#### Problem to solve:
Repeat, exactly and completely, the entries shown underneath.

#### Records for this exercise:
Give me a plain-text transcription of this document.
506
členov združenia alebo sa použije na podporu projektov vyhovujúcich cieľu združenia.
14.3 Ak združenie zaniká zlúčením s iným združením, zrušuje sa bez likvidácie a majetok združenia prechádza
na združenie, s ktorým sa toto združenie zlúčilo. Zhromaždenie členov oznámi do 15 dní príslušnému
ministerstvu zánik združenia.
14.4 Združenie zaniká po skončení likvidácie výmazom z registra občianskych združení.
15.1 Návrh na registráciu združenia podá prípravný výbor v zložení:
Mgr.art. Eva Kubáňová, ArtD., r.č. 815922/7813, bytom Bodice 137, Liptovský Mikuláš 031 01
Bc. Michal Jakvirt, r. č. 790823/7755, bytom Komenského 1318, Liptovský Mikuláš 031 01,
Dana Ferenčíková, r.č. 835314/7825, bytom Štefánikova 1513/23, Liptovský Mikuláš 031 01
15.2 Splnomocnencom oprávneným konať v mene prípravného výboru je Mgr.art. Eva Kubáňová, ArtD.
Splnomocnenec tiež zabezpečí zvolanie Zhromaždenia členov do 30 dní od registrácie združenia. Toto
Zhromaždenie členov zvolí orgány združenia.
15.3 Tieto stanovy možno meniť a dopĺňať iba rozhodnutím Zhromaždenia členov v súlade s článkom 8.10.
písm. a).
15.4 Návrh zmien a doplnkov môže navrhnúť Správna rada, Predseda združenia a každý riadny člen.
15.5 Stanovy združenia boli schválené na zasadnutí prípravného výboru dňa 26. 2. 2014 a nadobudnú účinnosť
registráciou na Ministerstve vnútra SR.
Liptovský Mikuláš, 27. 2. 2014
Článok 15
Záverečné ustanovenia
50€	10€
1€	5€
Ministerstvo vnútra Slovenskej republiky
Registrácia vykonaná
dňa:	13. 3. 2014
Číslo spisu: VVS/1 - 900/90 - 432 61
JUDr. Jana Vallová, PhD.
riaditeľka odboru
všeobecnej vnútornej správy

#### Result below:
Give me a plain-text transcription of this document.
506
členov združenia alebo sa použije na podporu projektov vyhovujúcich cieľu združenia.
14.3 Ak združenie zaniká zlúčením s iným združením, zrušuje sa bez likvidácie a majetok združenia prechádza
na združenie, s ktorým sa toto združenie zlúčilo. Zhromaždenie členov oznámi do 15 dní príslušnému
ministerstvu zánik združenia.
14.4 Združenie zaniká po skončení likvidácie výmazom z registra občianskych združení.
15.1 Návrh na registráciu združenia podá prípravný výbor v zložení:
Mgr.art. Eva Kubáňová, ArtD., r.č. 815922/7813, bytom Bodice 137, Liptovský Mikuláš 031 01
Bc. Michal Jakvirt, r. č. 790823/7755, bytom Komenského 1318, Liptovský Mikuláš 031 01,
Dana Ferenčíková, r.č. 835314/7825, bytom Štefánikova 1513/23, Liptovský Mikuláš 031 01
15.2 Splnomocnencom oprávneným konať v mene prípravného výboru je Mgr.art. Eva Kubáňová, ArtD.
Splnomocnenec tiež zabezpečí zvolanie Zhromaždenia členov do 30 dní od registrácie združenia. Toto
Zhromaždenie členov zvolí orgány združenia.
15.3 Tieto stanovy možno meniť a dopĺňať iba rozhodnutím Zhromaždenia členov v súlade s článkom 8.10.
písm. a).
15.4 Návrh zmien a doplnkov môže navrhnúť Správna rada, Predseda združenia a každý riadny člen.
15.5 Stanovy združenia boli schválené na zasadnutí prípravného výboru dňa 26. 2. 2014 a nadobudnú účinnosť
registráciou na Ministerstve vnútra SR.
Liptovský Mikuláš, 27. 2. 2014
Článok 15
Záverečné ustanovenia
50€	10€
1€	5€
Ministerstvo vnútra Slovenskej republiky
Registrácia vykonaná
dňa:	13. 3. 2014
Číslo spisu: VVS/1 - 900/90 - 432 61
JUDr. Jana Vallová, PhD.
riaditeľka odboru
všeobecnej vnútornej správy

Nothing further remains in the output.